[Extracts from a graphics dataset]
▼

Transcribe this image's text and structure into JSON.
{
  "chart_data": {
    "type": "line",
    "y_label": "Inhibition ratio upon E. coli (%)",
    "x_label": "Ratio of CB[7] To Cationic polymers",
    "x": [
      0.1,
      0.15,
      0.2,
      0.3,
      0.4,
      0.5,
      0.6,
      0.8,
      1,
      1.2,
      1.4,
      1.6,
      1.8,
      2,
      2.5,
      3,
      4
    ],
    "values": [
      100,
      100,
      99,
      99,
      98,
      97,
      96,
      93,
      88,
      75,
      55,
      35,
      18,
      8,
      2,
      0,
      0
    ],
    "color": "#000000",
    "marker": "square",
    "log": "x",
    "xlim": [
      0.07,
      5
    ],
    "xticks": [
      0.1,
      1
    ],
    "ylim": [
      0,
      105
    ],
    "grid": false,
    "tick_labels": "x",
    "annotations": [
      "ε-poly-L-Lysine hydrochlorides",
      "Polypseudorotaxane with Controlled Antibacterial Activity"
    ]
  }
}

▲
▼

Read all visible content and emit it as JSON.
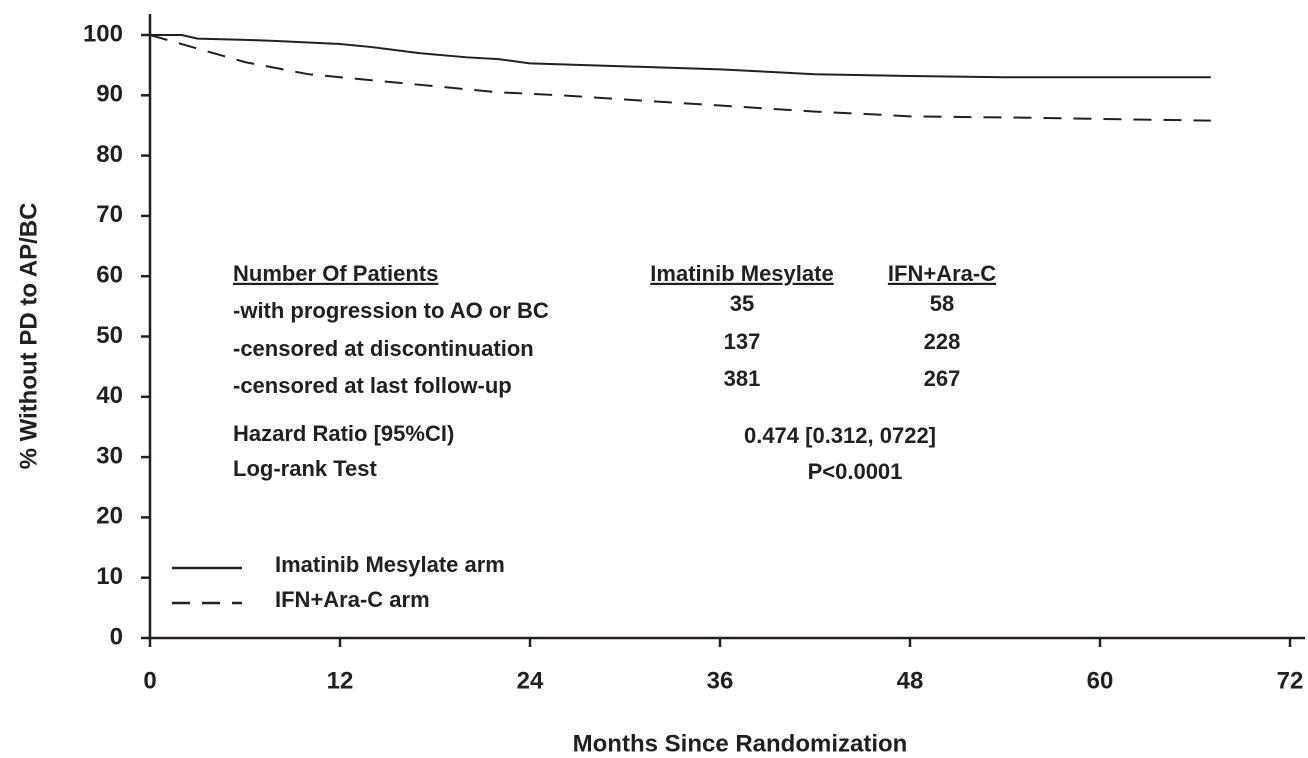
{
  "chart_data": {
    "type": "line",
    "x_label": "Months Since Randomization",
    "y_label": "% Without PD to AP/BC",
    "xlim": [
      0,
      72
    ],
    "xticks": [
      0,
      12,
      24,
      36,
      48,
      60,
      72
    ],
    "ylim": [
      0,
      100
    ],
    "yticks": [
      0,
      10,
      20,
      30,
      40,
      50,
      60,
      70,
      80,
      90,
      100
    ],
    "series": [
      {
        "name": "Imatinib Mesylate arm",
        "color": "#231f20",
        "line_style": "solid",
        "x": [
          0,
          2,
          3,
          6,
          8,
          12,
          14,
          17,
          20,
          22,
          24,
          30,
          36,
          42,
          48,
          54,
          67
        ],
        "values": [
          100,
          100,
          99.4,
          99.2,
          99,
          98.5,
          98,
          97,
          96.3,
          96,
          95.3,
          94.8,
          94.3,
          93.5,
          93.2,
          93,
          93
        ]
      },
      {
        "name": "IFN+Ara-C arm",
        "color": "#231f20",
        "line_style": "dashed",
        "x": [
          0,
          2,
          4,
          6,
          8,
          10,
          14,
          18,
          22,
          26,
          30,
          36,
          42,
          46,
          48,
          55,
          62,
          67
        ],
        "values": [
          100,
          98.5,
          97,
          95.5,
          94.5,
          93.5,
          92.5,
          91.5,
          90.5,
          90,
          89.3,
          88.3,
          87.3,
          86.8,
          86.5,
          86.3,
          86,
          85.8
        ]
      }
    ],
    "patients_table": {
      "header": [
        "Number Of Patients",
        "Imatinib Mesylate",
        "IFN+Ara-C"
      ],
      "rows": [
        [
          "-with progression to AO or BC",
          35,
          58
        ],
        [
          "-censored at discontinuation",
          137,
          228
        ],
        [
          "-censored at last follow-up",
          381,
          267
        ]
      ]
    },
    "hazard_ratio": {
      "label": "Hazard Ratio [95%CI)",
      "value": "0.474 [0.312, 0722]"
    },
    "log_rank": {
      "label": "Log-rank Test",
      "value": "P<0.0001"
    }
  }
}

▲

**THE PROBLEM:**
All lines above with "Imatinib" in them should be returned.

**YOUR RESPONSE:**
        "name": "Imatinib Mesylate arm",
        "Imatinib Mesylate",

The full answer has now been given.